[BEGIN Information provided]

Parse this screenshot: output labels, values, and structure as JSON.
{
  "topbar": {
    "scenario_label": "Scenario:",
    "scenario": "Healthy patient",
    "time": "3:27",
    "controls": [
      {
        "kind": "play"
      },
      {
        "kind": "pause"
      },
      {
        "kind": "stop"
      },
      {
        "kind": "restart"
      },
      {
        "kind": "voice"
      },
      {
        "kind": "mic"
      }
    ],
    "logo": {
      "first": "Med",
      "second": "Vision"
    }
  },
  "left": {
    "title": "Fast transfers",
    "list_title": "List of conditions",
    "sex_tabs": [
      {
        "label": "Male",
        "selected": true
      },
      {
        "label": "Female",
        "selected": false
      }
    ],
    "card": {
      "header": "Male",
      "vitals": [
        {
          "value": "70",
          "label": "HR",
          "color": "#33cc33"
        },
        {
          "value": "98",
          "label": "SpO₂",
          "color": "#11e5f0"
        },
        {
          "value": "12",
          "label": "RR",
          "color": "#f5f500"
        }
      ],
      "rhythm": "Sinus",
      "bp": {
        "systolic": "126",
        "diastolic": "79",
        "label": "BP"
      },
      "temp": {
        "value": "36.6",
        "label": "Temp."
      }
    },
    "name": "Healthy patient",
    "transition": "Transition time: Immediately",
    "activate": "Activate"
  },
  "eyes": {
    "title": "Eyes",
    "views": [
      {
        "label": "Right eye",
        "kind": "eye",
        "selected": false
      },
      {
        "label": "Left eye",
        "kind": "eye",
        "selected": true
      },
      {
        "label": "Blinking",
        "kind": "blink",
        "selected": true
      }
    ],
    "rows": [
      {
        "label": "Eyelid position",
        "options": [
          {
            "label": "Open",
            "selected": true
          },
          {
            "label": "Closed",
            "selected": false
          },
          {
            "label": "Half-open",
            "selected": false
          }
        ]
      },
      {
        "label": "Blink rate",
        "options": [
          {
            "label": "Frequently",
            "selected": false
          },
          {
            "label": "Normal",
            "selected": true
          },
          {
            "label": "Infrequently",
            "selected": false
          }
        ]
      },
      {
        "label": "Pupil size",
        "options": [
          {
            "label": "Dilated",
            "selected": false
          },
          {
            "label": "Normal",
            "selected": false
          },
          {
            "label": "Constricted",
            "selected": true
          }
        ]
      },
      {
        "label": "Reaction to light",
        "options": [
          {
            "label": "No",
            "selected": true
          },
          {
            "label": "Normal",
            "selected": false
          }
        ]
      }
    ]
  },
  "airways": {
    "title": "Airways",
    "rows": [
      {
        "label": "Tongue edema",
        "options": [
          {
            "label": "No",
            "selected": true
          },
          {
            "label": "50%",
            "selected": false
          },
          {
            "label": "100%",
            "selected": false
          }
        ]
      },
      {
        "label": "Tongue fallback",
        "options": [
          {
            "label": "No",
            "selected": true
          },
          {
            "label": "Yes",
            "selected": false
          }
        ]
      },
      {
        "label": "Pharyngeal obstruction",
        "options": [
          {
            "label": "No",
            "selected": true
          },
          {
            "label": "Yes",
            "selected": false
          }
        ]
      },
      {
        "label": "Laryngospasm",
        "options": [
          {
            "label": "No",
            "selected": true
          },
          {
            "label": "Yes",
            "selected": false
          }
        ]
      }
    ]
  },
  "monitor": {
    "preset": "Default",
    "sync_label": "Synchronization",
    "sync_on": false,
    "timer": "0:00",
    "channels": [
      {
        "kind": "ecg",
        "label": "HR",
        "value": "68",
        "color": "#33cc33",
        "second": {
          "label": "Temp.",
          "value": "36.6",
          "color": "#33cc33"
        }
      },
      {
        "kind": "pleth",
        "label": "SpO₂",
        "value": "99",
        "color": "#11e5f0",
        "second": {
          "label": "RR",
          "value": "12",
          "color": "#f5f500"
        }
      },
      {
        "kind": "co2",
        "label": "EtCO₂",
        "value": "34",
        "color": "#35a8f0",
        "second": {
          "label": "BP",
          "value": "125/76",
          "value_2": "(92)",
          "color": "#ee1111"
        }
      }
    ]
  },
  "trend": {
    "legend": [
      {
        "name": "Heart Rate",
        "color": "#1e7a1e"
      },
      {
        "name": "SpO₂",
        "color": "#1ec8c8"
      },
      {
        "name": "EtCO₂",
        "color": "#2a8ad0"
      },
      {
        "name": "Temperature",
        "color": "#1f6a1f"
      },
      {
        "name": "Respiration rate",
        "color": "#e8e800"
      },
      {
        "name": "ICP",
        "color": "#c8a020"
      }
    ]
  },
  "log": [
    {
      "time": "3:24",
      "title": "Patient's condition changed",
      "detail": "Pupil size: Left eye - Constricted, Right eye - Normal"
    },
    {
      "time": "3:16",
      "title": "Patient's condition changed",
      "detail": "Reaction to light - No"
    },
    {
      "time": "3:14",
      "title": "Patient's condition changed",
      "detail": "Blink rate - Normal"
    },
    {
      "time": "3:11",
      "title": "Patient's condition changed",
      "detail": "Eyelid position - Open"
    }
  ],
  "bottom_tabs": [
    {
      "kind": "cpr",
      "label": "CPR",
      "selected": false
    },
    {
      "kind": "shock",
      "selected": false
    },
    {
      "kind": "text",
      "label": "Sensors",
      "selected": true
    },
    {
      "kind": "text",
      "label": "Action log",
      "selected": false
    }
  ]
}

[END Information provided]

Filter lines by "light" and return each hit.

- **Response**:
        "label": "Reaction to light",
      "detail": "Reaction to light - No"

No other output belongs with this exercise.